→ **Stated problem**
Copy out all the records exactly.

___

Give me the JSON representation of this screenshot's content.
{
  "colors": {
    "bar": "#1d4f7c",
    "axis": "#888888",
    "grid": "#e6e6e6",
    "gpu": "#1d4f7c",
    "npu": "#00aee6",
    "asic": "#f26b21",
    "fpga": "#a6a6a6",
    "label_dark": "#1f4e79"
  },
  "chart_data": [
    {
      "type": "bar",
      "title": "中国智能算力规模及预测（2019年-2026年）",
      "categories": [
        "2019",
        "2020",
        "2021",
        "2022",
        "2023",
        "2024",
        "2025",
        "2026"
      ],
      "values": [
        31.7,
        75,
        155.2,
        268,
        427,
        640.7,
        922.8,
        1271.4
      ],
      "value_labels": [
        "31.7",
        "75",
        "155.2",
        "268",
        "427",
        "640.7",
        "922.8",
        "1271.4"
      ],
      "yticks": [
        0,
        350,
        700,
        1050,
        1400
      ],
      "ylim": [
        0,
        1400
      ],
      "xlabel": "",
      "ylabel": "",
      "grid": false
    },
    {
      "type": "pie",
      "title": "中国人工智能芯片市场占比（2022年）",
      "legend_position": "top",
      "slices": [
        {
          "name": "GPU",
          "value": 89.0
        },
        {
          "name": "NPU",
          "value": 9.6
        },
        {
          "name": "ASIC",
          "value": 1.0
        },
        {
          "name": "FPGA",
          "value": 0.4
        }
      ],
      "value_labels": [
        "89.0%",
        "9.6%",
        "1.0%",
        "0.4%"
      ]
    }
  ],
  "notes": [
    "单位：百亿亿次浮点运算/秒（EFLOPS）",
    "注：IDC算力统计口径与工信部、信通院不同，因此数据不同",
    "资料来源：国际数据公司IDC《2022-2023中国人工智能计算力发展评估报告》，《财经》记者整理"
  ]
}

___

→ **Task answer**
Give me the JSON representation of this screenshot's content.
{
  "colors": {
    "bar": "#1d4f7c",
    "axis": "#888888",
    "grid": "#e6e6e6",
    "gpu": "#1d4f7c",
    "npu": "#00aee6",
    "asic": "#f26b21",
    "fpga": "#a6a6a6",
    "label_dark": "#1f4e79"
  },
  "chart_data": [
    {
      "type": "bar",
      "title": "中国智能算力规模及预测（2019年-2026年）",
      "categories": [
        "2019",
        "2020",
        "2021",
        "2022",
        "2023",
        "2024",
        "2025",
        "2026"
      ],
      "values": [
        31.7,
        75,
        155.2,
        268,
        427,
        640.7,
        922.8,
        1271.4
      ],
      "value_labels": [
        "31.7",
        "75",
        "155.2",
        "268",
        "427",
        "640.7",
        "922.8",
        "1271.4"
      ],
      "yticks": [
        0,
        350,
        700,
        1050,
        1400
      ],
      "ylim": [
        0,
        1400
      ],
      "xlabel": "",
      "ylabel": "",
      "grid": false
    },
    {
      "type": "pie",
      "title": "中国人工智能芯片市场占比（2022年）",
      "legend_position": "top",
      "slices": [
        {
          "name": "GPU",
          "value": 89.0
        },
        {
          "name": "NPU",
          "value": 9.6
        },
        {
          "name": "ASIC",
          "value": 1.0
        },
        {
          "name": "FPGA",
          "value": 0.4
        }
      ],
      "value_labels": [
        "89.0%",
        "9.6%",
        "1.0%",
        "0.4%"
      ]
    }
  ],
  "notes": [
    "单位：百亿亿次浮点运算/秒（EFLOPS）",
    "注：IDC算力统计口径与工信部、信通院不同，因此数据不同",
    "资料来源：国际数据公司IDC《2022-2023中国人工智能计算力发展评估报告》，《财经》记者整理"
  ]
}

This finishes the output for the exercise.